══ Document

For all these years, I’ve been writing binary search incorrectly! In the first version, we may run into integer overflow if lo + hi happen to be greater than the maximum integer value for int! In the second version, we fix this subtle bug by first subtracting r and l, then halving the difference and add the result to l to calculate the new middle index m. By subtracting first, we are guaranteed that r - l will not overflow (by the implicit precondition that r and l are valid indices into the array and r > l), and thus m will also be a valid index into the array.

We have generalized our binary search to work on an array containing any type. But, we have actually done more than this. In C++, iterators overload pointer syntax to represent collections of items. Using iterators, we can represent an entire range of items in a collection with only two iterators–one pointing to the beginning of the collection, and one pointing to the “position” after the last element in the collection. See the CS 207 blog entries here for more information on C++ iterators. In our example, however, we represent the array collection with a pointer to the first position and the number of items in the list. Because binary search requires random access into our collection, any collection represented by a random access iterator will be able to use the second version of our binary search!

Can we still do better? In our specification for binary search, note that we allowed the index of any occurrence of our search item x to be returned. This ambiguity makes it difficult to make any real use of the return value of binary search (except simply to check whether the item is in the collection). Instead of returning any index, what if we returned a lower bound position of the element x in our collection? By lower bound, we mean the first index into the array at which we should insert x and still keep the elements in sorted order.

════
══ Recorded data

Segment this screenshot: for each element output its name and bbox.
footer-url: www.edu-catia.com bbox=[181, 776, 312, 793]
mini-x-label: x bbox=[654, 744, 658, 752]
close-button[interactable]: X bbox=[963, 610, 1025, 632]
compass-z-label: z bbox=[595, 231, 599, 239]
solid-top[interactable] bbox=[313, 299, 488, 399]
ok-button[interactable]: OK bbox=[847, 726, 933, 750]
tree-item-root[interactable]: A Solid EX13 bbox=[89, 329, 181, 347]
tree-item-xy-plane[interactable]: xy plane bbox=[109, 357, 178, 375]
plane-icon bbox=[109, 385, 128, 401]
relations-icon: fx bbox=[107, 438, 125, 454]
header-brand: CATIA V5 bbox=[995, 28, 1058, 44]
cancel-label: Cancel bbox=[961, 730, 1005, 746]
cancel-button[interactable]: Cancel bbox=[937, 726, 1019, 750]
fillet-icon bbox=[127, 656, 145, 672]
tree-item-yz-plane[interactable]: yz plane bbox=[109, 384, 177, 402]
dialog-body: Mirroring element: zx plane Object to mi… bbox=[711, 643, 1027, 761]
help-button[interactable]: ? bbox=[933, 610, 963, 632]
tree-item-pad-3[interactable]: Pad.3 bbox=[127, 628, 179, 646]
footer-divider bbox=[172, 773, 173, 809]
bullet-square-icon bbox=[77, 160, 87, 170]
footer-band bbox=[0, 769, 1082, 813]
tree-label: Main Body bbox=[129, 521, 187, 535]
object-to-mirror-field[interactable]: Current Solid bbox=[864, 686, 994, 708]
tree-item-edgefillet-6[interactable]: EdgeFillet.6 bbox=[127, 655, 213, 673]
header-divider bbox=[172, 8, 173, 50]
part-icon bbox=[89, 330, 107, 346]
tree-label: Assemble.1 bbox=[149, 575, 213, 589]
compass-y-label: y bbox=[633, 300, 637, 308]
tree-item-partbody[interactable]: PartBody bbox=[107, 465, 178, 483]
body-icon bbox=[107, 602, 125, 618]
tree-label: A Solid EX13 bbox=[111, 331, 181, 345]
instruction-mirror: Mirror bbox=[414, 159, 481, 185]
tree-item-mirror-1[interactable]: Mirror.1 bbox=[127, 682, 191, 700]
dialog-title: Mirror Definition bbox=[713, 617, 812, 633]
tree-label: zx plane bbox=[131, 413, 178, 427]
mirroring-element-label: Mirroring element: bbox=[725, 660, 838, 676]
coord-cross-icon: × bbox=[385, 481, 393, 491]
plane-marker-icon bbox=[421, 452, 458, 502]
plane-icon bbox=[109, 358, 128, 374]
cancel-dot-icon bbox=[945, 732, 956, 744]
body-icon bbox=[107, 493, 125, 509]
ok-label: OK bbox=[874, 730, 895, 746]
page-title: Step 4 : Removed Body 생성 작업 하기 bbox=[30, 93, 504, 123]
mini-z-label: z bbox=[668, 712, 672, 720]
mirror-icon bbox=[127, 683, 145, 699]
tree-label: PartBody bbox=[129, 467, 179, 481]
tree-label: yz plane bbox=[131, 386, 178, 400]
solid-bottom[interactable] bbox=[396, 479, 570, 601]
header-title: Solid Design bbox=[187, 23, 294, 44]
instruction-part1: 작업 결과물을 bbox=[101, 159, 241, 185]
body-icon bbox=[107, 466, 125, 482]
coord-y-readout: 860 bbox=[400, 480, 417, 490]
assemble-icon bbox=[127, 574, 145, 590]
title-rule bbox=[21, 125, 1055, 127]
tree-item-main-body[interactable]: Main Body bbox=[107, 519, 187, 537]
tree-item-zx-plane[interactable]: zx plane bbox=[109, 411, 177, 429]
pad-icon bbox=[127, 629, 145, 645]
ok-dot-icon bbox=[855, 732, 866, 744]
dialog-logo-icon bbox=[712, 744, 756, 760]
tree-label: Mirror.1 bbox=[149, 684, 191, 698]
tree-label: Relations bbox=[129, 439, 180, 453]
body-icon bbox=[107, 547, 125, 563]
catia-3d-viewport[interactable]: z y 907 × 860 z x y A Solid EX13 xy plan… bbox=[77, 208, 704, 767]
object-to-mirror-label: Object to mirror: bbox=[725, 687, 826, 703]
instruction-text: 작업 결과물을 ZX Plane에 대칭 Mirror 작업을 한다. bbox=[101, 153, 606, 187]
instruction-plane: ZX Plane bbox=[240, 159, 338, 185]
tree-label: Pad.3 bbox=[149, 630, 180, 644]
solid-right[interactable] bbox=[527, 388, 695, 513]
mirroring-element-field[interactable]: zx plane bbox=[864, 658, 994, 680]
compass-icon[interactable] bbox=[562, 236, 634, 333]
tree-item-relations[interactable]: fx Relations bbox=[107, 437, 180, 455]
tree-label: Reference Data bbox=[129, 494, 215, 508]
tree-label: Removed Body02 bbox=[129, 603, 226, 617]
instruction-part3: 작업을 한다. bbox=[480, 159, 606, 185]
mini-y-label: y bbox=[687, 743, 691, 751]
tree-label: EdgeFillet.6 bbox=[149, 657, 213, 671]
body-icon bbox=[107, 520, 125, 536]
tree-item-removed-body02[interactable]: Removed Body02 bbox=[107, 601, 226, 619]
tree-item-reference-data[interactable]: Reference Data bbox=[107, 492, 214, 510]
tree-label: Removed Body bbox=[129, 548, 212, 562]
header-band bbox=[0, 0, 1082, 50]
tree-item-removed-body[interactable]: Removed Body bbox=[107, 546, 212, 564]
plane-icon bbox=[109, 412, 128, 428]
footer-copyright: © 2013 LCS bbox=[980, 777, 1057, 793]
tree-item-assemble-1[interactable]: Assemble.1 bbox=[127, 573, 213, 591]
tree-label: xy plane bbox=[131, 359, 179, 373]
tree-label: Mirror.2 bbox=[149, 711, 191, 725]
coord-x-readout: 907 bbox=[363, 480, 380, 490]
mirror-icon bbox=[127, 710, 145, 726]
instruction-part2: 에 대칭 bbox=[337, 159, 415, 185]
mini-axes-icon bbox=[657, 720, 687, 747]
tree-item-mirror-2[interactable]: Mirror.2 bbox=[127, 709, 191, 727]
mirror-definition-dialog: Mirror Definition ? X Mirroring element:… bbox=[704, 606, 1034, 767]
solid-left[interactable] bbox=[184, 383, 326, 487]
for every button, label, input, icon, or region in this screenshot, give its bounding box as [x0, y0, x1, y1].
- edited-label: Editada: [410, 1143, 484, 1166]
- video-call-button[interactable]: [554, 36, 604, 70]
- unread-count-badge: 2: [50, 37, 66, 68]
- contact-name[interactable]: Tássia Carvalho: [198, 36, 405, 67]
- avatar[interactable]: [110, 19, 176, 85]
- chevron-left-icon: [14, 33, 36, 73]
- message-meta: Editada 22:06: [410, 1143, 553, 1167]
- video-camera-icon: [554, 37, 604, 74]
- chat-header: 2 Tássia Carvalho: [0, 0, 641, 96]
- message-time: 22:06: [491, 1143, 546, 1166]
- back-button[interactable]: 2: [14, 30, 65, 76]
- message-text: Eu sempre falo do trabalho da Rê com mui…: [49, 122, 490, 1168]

════

*What you will do*
a) Answer these questions about the binary search text:
(i) In the first version, what can cause integer overflow?
(ii) In the text's own example, how is the array collection represented?
(iii) What does the text mean by "lower bound"?
b) Please recast the lines of the rows, from the start of the rows through the line holding "tree-item-pad-3[interactable]: Pad.3 bbox=[127, 628, 179, 646]", inclusive, as a Markdown table with the columns No. and Line, leaving out blank lines. Include only those lines.

*Answers to the problems*
a)
(i) The sum lo + hi being greater than the maximum integer value for int.
(ii) With a pointer to the first position and the number of items in the list.
(iii) The first index into the array at which x should be inserted while keeping the elements in sorted order.

b)
| No. | Line |
|---|---|
| 1 | Segment this screenshot: for each element output its name and bbox. |
| 2 | footer-url: www.edu-catia.com bbox=[181, 776, 312, 793] |
| 3 | mini-x-label: x bbox=[654, 744, 658, 752] |
| 4 | close-button[interactable]: X bbox=[963, 610, 1025, 632] |
| 5 | compass-z-label: z bbox=[595, 231, 599, 239] |
| 6 | solid-top[interactable] bbox=[313, 299, 488, 399] |
| 7 | ok-button[interactable]: OK bbox=[847, 726, 933, 750] |
| 8 | tree-item-root[interactable]: A Solid EX13 bbox=[89, 329, 181, 347] |
| 9 | tree-item-xy-plane[interactable]: xy plane bbox=[109, 357, 178, 375] |
| 10 | plane-icon bbox=[109, 385, 128, 401] |
| 11 | relations-icon: fx bbox=[107, 438, 125, 454] |
| 12 | header-brand: CATIA V5 bbox=[995, 28, 1058, 44] |
| 13 | cancel-label: Cancel bbox=[961, 730, 1005, 746] |
| 14 | cancel-button[interactable]: Cancel bbox=[937, 726, 1019, 750] |
| 15 | fillet-icon bbox=[127, 656, 145, 672] |
| 16 | tree-item-yz-plane[interactable]: yz plane bbox=[109, 384, 177, 402] |
| 17 | dialog-body: Mirroring element: zx plane Object to mi… bbox=[711, 643, 1027, 761] |
| 18 | help-button[interactable]: ? bbox=[933, 610, 963, 632] |
| 19 | tree-item-pad-3[interactable]: Pad.3 bbox=[127, 628, 179, 646] |